- _TEXT EXCERPT_:
========================================================================

Joan Myers (born in Des Moines, Iowa, 1944) is a fine art photographer best known for her images of Antarctica and the American West. She has also photographed the Japanese Relocation Camp from the 1940s, the Spanish pilgrimage to Santiago de Compostela, India wildlife, women as they age, and the extremes of ice and fire such as glaciers and volcanoes. She currently lives in northern New Mexico.

Biography 
Myers earned a master's degree in musicology from Stanford University in 1967 with a concentration on Renaissance and baroque music performance. In the early 1970s she turned to photography.  She began as a large-format platinum-palladium printer and now shoots and prints digitally.

Her work has been exhibited in over 50 one-person shows and is in more than 30 public collections including: The Museum of Modern Art, George Eastman House, the National Gallery of Art (Smithsonian Institution), Amon Carter Museum, the University of New Mexico, the Museum of Fine Arts (Houston), the Museum of Photographic Art (San Diego), and the Center for Creative Photography (Tucson).

In 2002, the National Science Foundation awarded Joan Myers an Antarctic Artists and Writer's Grant to photograph at McMurdo Station, surrounding field stations, historic huts, and the South Pole during the 2002-2003 austral summer.

Books 

 Where the Buffalo Roamed  
 The Persephones   
 Fire and Ice   
 The Jungle at the Door   
 Wondrous Cold  
 Salt Dreams  
 Santiago: Saint of Two Worlds  
 Whispered Silences 
 Pie Town Woman  
 Along the Santa Fe Trail 
 The Essential Landscape

Awards 
1996  Golden Globe Award for Whispered Silences from the Maine Photographic Workshops
1997  Myers Center Award for the Study of Human Rights in North America for Whispered Silences
1999 Western States Arts Foundation Award for best creative non-fiction book to Salt Dreams
2000 William P. Clements Prize for the Best nonfiction Book on Southwestern America for Salt Dreams
2001 Best Illustrated Trade Book Award from the Publishers Association of the West for Pie Town Woman
2005  Wondrous Cold: An Antarctic Journey received an Honorable Mention from the American Association of Museums' 2006 Publications Competition

Selected solo exhibitions 
1976 Robert Schoelkopf Gallery, New York
1986-1989 Smithsonian Institution Traveling Exhibition Service (SITES) tour of "Santa Fe Trail Series" (including Nelson Atkins Museum of Art and the Akron Art Museum)

========================================================================

- _DATASET_:

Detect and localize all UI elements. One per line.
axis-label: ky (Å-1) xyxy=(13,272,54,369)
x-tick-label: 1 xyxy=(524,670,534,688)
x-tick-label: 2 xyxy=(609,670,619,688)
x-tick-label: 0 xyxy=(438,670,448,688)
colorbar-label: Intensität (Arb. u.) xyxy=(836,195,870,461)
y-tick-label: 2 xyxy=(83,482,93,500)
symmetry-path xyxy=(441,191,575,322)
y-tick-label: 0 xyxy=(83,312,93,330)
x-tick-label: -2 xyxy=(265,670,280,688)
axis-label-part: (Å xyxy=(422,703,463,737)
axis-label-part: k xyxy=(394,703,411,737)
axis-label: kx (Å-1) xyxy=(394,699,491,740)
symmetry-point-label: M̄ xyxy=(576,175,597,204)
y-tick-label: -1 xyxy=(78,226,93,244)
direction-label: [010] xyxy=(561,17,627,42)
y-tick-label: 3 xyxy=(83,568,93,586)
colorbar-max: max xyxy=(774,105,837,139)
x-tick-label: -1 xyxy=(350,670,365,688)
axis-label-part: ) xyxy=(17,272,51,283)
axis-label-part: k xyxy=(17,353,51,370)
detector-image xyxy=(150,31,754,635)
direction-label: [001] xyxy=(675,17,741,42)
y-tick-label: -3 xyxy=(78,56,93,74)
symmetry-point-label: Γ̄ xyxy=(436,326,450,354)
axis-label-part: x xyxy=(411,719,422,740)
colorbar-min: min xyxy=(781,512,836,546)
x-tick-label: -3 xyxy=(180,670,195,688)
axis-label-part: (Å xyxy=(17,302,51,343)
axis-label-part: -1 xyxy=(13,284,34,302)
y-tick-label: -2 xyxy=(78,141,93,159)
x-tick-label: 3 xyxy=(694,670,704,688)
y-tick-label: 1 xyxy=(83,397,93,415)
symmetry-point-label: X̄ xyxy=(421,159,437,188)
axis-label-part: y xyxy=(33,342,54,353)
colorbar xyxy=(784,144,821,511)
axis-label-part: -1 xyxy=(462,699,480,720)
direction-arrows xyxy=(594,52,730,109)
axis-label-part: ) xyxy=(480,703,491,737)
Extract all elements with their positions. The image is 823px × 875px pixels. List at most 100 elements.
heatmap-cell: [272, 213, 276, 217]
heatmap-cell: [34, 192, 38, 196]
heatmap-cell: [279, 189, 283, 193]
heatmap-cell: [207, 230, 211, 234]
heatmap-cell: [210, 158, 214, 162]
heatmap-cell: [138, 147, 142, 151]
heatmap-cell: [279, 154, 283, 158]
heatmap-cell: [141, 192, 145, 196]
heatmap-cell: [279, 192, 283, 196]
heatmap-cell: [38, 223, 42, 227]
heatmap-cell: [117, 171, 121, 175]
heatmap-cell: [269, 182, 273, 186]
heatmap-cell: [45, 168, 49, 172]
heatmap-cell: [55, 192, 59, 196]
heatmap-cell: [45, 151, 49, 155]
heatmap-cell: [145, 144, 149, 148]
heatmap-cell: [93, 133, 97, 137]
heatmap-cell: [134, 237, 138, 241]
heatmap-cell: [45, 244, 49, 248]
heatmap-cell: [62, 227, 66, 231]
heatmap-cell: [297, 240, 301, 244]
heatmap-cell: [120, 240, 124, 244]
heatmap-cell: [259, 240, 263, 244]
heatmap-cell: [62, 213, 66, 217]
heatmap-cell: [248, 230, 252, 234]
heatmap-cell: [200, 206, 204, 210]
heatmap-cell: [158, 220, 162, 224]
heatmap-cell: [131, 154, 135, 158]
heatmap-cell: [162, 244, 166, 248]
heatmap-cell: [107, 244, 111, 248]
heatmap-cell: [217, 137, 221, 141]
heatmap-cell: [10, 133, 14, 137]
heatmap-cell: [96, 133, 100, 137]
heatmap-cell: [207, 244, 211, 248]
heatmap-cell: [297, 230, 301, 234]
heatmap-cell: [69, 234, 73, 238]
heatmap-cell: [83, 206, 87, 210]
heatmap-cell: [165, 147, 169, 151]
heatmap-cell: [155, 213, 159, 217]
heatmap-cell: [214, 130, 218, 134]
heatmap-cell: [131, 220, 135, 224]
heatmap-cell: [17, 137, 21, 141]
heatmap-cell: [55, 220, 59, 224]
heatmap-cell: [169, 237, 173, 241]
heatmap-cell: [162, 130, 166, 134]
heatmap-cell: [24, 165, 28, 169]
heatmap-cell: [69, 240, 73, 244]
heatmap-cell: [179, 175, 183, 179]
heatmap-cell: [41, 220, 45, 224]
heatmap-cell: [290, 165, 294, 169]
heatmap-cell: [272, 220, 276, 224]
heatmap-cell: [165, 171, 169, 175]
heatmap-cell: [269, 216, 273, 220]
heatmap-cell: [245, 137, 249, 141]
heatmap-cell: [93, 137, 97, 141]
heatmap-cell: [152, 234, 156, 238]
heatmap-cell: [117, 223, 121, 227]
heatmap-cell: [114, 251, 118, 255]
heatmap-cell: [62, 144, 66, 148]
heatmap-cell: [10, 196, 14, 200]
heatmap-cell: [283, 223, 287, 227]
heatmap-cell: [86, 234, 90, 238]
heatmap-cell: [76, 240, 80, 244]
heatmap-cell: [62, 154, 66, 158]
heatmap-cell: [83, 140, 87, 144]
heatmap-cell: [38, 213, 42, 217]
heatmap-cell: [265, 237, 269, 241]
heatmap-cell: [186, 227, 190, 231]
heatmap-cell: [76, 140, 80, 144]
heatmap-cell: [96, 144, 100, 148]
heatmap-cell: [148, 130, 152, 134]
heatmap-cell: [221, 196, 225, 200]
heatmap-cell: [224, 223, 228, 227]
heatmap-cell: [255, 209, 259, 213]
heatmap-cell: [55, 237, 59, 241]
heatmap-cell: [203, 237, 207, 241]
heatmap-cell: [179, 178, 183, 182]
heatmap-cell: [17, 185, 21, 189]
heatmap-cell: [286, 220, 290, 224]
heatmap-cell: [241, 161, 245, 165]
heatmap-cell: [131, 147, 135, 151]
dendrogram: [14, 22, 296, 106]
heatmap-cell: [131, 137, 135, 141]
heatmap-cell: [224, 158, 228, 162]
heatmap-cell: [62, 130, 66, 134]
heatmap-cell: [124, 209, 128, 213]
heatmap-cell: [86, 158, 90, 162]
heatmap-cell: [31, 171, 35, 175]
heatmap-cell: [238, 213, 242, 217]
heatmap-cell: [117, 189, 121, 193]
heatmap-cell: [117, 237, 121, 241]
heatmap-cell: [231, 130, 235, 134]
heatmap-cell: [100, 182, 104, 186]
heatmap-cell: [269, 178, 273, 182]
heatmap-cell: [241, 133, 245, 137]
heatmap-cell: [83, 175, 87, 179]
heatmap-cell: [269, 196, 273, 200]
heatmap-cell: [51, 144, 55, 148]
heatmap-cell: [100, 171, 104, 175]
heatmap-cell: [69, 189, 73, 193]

========================================================================

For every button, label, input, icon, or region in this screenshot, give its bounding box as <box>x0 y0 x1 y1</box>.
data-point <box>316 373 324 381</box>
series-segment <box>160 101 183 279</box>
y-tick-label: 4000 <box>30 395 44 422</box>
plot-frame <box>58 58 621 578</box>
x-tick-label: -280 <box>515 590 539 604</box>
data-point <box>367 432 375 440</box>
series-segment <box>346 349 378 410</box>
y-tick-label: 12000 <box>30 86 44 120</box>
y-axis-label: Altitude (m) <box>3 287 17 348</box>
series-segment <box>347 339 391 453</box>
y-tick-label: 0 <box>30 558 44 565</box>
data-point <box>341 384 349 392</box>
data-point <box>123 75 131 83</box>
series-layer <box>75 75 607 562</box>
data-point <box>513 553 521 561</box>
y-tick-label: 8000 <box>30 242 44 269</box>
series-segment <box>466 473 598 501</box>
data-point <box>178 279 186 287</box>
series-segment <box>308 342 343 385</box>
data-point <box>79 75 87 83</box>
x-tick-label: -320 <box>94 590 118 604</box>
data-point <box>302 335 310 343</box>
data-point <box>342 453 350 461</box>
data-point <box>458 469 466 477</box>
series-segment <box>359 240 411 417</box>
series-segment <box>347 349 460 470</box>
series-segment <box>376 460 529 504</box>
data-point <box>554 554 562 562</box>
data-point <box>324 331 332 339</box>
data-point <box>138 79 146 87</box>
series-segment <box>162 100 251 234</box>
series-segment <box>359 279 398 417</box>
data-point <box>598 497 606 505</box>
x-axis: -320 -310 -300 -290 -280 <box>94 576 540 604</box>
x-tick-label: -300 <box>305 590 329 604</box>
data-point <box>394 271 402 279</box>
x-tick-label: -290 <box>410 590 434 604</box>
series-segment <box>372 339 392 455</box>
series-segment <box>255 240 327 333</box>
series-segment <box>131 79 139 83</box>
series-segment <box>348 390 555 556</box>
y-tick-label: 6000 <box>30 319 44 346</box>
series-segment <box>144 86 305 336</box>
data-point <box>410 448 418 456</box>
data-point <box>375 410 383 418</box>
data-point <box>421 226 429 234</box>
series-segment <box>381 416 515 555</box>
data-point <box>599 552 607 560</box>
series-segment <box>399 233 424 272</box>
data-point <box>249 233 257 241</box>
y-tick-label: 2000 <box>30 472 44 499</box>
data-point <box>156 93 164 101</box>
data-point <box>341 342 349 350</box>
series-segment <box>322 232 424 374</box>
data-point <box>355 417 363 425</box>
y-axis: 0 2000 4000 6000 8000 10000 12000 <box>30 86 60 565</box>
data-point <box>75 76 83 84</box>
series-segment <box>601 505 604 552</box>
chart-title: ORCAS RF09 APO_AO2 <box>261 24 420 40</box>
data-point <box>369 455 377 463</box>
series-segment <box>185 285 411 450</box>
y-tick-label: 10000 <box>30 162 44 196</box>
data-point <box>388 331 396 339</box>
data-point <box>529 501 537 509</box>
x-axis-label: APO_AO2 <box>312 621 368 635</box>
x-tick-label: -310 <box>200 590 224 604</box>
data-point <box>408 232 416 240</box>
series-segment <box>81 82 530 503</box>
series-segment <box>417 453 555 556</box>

========================================================================

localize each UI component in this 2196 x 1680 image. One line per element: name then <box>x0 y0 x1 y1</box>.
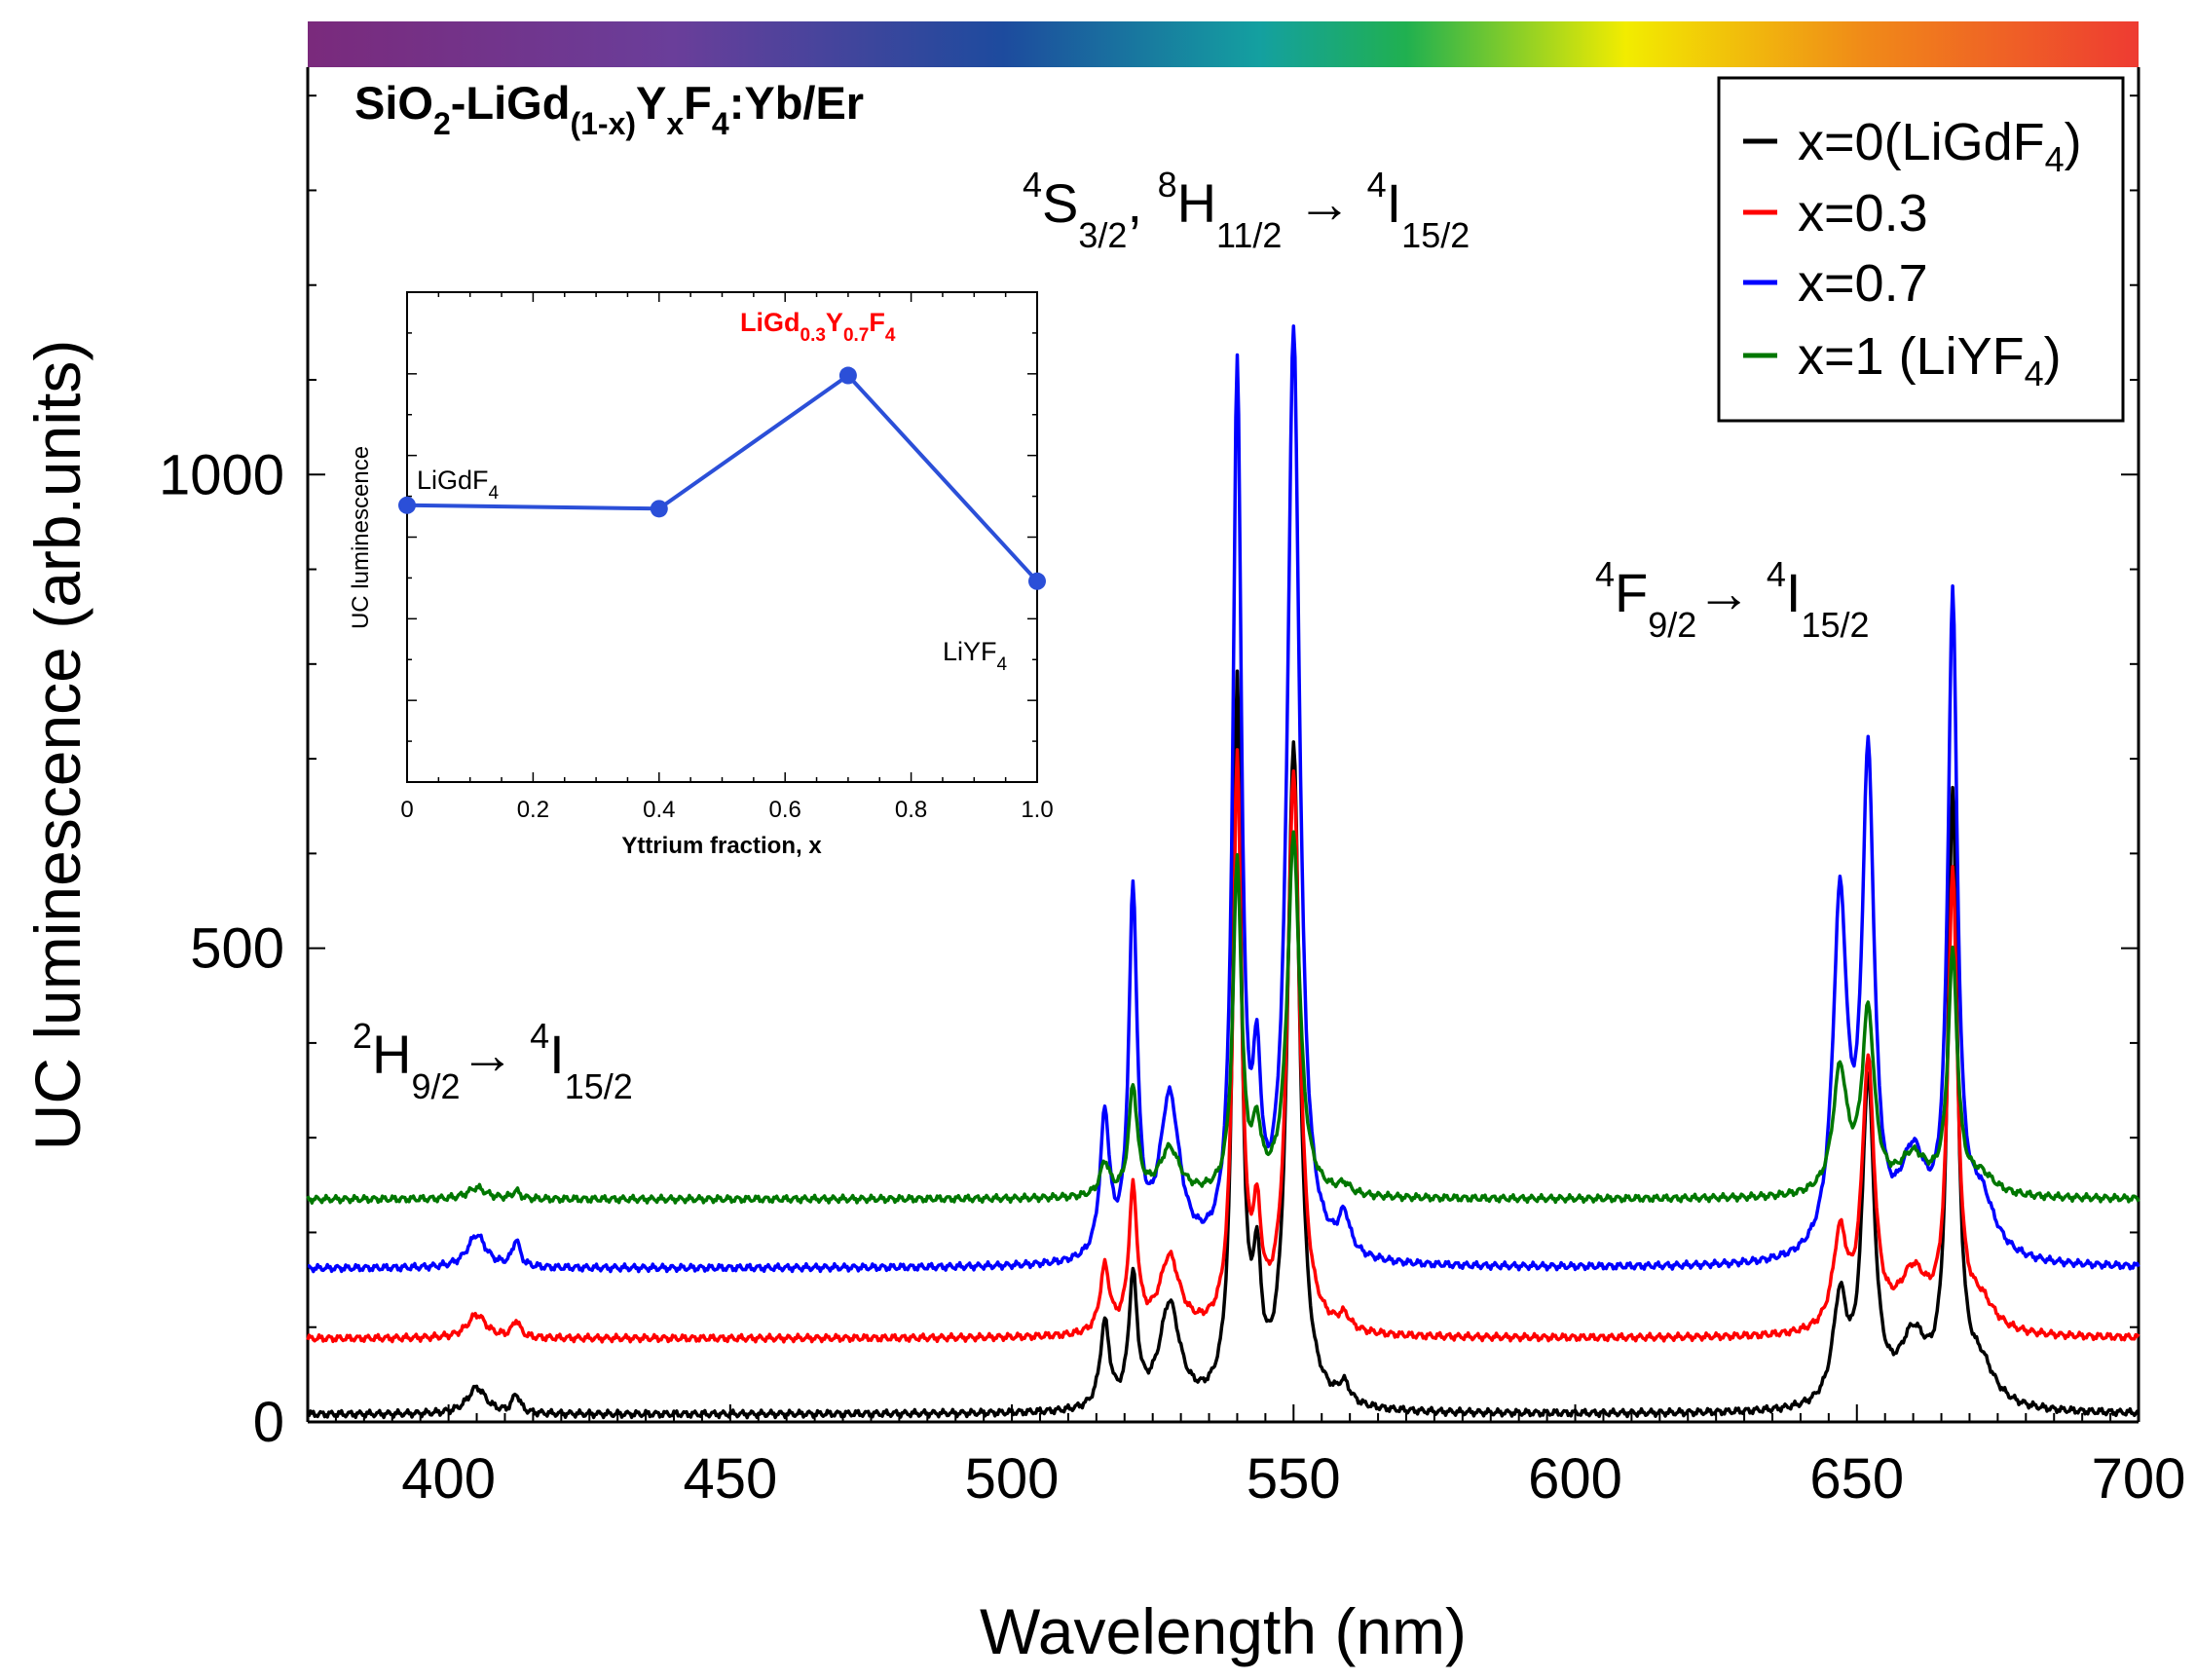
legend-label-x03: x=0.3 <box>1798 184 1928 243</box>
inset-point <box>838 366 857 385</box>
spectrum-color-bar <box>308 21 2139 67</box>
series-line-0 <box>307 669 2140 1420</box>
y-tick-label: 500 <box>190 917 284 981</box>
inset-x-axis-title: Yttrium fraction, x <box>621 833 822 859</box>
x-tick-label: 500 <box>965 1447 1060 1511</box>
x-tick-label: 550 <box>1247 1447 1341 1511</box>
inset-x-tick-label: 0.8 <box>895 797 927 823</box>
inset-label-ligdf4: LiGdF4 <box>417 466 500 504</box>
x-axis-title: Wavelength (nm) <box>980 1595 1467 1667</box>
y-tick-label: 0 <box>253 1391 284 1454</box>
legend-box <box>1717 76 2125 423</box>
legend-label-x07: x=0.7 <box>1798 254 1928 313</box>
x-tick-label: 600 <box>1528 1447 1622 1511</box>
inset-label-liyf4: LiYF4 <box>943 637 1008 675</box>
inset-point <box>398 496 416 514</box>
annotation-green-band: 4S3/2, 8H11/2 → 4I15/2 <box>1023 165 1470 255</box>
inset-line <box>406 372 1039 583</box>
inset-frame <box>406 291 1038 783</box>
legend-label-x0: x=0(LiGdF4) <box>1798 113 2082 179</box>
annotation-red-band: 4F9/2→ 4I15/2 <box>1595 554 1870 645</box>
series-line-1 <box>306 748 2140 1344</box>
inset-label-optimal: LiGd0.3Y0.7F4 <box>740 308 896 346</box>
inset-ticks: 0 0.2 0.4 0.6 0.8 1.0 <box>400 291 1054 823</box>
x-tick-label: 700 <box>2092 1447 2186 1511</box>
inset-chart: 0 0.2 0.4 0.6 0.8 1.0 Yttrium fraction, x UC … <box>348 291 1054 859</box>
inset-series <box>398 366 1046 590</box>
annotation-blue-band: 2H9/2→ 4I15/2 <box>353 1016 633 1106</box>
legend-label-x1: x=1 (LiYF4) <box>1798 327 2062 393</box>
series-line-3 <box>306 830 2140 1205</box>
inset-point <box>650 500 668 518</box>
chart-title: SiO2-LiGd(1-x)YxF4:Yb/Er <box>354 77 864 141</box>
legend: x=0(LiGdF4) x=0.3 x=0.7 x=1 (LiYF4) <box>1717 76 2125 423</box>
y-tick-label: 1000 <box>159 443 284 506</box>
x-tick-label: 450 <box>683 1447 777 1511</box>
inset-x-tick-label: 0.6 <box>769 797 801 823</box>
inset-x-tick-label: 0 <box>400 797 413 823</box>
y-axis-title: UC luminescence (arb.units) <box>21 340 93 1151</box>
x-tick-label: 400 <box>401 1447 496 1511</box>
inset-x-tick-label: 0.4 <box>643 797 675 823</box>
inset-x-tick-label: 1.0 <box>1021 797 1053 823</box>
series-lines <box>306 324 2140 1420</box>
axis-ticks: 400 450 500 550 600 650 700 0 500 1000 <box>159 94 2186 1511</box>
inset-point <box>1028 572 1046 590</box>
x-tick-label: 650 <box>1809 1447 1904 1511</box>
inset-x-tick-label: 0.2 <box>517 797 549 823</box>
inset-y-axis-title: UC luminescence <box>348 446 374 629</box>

========================================================================

- _PROBLEM_: Extend the biography of photographer Joan Myers, picking up after its last line.

- _RESULT BELOW_:
1992 Albuquerque Museum, Albuquerque (Traveling Show of "Santiago: Saint of Two Worlds")
1996–1999 Smithsonian Institution Traveling Exhibition Service (SITES) tour of "Whispered Silences" (including Japanese American National Museum, San Diego Museum of Photographic Art, and California State University  (Sacramento)
2001–2002 California Council for the Humanities tour of Salt Dreams
2002–2003 Albuquerque Museum show and tour of Pie Town Woman
2006–2010 Smithsonian Institution Traveling Exhibition Service (SITES) show of Wondrous Cold:  An Antarctic Journey (including Smithsonian Museum of Natural History)
2009–2010 Nevada Museum of Art, Reno (Wondrous Cold)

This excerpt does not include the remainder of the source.